THE INPUT:
[BEGIN]

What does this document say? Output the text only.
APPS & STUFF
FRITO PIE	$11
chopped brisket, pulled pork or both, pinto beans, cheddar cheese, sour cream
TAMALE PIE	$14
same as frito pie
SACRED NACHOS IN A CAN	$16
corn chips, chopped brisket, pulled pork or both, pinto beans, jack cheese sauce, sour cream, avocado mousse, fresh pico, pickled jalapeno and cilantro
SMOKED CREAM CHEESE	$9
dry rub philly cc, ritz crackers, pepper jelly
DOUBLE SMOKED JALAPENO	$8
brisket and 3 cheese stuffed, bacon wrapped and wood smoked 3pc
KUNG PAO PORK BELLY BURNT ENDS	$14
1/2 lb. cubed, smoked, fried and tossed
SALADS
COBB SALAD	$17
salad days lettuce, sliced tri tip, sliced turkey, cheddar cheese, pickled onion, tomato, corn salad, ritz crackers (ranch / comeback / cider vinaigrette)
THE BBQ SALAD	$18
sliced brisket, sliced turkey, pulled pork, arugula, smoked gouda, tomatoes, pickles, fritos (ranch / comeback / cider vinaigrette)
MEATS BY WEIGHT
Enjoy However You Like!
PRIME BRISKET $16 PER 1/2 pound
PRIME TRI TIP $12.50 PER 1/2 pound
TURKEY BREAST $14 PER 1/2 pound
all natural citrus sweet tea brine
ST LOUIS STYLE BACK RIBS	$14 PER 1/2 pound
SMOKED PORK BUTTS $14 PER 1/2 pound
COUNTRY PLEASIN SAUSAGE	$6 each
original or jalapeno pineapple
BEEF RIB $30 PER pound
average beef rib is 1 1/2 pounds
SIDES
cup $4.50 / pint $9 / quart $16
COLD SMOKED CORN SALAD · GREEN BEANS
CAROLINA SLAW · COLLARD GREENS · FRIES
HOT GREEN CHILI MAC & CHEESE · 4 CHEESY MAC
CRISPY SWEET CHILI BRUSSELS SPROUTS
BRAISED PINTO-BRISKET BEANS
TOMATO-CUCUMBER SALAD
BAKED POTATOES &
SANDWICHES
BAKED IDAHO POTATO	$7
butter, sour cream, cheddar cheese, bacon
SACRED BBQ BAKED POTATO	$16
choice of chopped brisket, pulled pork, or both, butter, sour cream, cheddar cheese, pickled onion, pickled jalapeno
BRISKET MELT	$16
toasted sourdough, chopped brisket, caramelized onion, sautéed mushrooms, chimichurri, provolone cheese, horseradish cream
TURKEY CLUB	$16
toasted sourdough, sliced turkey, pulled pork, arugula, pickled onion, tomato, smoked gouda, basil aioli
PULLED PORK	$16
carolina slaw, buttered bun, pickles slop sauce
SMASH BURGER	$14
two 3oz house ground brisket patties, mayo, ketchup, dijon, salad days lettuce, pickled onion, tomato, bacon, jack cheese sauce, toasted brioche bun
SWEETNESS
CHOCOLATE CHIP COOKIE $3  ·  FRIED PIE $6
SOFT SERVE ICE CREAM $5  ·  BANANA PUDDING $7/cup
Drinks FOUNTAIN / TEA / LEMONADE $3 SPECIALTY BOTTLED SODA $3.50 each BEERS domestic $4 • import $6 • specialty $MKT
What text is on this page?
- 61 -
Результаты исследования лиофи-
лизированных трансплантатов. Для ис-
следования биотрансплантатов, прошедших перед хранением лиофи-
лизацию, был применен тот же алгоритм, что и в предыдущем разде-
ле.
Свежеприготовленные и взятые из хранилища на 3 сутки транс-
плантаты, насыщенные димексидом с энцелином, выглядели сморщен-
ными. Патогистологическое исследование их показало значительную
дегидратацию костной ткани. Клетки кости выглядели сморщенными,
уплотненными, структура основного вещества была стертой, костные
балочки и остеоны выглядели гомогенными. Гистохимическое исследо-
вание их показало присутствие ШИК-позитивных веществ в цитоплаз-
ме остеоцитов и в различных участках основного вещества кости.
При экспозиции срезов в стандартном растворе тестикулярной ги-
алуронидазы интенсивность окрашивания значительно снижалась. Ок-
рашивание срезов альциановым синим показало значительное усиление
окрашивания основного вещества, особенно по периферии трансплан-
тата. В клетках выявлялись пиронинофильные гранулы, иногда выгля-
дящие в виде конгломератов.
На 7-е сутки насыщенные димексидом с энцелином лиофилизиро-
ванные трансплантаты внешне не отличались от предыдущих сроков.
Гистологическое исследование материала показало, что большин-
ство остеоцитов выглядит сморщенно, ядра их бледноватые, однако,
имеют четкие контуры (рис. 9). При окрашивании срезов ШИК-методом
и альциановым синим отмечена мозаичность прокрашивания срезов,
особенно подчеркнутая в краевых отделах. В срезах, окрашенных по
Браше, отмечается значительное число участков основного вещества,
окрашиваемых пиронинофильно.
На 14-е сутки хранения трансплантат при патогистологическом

[END]

Transcribe the whole listing with nothing added or left out.

What does this document say? Output the text only.
APPS & STUFF
FRITO PIE	$11
chopped brisket, pulled pork or both, pinto beans, cheddar cheese, sour cream
TAMALE PIE	$14
same as frito pie
SACRED NACHOS IN A CAN	$16
corn chips, chopped brisket, pulled pork or both, pinto beans, jack cheese sauce, sour cream, avocado mousse, fresh pico, pickled jalapeno and cilantro
SMOKED CREAM CHEESE	$9
dry rub philly cc, ritz crackers, pepper jelly
DOUBLE SMOKED JALAPENO	$8
brisket and 3 cheese stuffed, bacon wrapped and wood smoked 3pc
KUNG PAO PORK BELLY BURNT ENDS	$14
1/2 lb. cubed, smoked, fried and tossed
SALADS
COBB SALAD	$17
salad days lettuce, sliced tri tip, sliced turkey, cheddar cheese, pickled onion, tomato, corn salad, ritz crackers (ranch / comeback / cider vinaigrette)
THE BBQ SALAD	$18
sliced brisket, sliced turkey, pulled pork, arugula, smoked gouda, tomatoes, pickles, fritos (ranch / comeback / cider vinaigrette)
MEATS BY WEIGHT
Enjoy However You Like!
PRIME BRISKET $16 PER 1/2 pound
PRIME TRI TIP $12.50 PER 1/2 pound
TURKEY BREAST $14 PER 1/2 pound
all natural citrus sweet tea brine
ST LOUIS STYLE BACK RIBS	$14 PER 1/2 pound
SMOKED PORK BUTTS $14 PER 1/2 pound
COUNTRY PLEASIN SAUSAGE	$6 each
original or jalapeno pineapple
BEEF RIB $30 PER pound
average beef rib is 1 1/2 pounds
SIDES
cup $4.50 / pint $9 / quart $16
COLD SMOKED CORN SALAD · GREEN BEANS
CAROLINA SLAW · COLLARD GREENS · FRIES
HOT GREEN CHILI MAC & CHEESE · 4 CHEESY MAC
CRISPY SWEET CHILI BRUSSELS SPROUTS
BRAISED PINTO-BRISKET BEANS
TOMATO-CUCUMBER SALAD
BAKED POTATOES &
SANDWICHES
BAKED IDAHO POTATO	$7
butter, sour cream, cheddar cheese, bacon
SACRED BBQ BAKED POTATO	$16
choice of chopped brisket, pulled pork, or both, butter, sour cream, cheddar cheese, pickled onion, pickled jalapeno
BRISKET MELT	$16
toasted sourdough, chopped brisket, caramelized onion, sautéed mushrooms, chimichurri, provolone cheese, horseradish cream
TURKEY CLUB	$16
toasted sourdough, sliced turkey, pulled pork, arugula, pickled onion, tomato, smoked gouda, basil aioli
PULLED PORK	$16
carolina slaw, buttered bun, pickles slop sauce
SMASH BURGER	$14
two 3oz house ground brisket patties, mayo, ketchup, dijon, salad days lettuce, pickled onion, tomato, bacon, jack cheese sauce, toasted brioche bun
SWEETNESS
CHOCOLATE CHIP COOKIE $3  ·  FRIED PIE $6
SOFT SERVE ICE CREAM $5  ·  BANANA PUDDING $7/cup
Drinks FOUNTAIN / TEA / LEMONADE $3 SPECIALTY BOTTLED SODA $3.50 each BEERS domestic $4 • import $6 • specialty $MKT
What text is on this page?
- 61 -
Результаты исследования лиофи-
лизированных трансплантатов. Для ис-
следования биотрансплантатов, прошедших перед хранением лиофи-
лизацию, был применен тот же алгоритм, что и в предыдущем разде-
ле.
Свежеприготовленные и взятые из хранилища на 3 сутки транс-
плантаты, насыщенные димексидом с энцелином, выглядели сморщен-
ными. Патогистологическое исследование их показало значительную
дегидратацию костной ткани. Клетки кости выглядели сморщенными,
уплотненными, структура основного вещества была стертой, костные
балочки и остеоны выглядели гомогенными. Гистохимическое исследо-
вание их показало присутствие ШИК-позитивных веществ в цитоплаз-
ме остеоцитов и в различных участках основного вещества кости.
При экспозиции срезов в стандартном растворе тестикулярной ги-
алуронидазы интенсивность окрашивания значительно снижалась. Ок-
рашивание срезов альциановым синим показало значительное усиление
окрашивания основного вещества, особенно по периферии трансплан-
тата. В клетках выявлялись пиронинофильные гранулы, иногда выгля-
дящие в виде конгломератов.
На 7-е сутки насыщенные димексидом с энцелином лиофилизиро-
ванные трансплантаты внешне не отличались от предыдущих сроков.
Гистологическое исследование материала показало, что большин-
ство остеоцитов выглядит сморщенно, ядра их бледноватые, однако,
имеют четкие контуры (рис. 9). При окрашивании срезов ШИК-методом
и альциановым синим отмечена мозаичность прокрашивания срезов,
особенно подчеркнутая в краевых отделах. В срезах, окрашенных по
Браше, отмечается значительное число участков основного вещества,
окрашиваемых пиронинофильно.
На 14-е сутки хранения трансплантат при патогистологическом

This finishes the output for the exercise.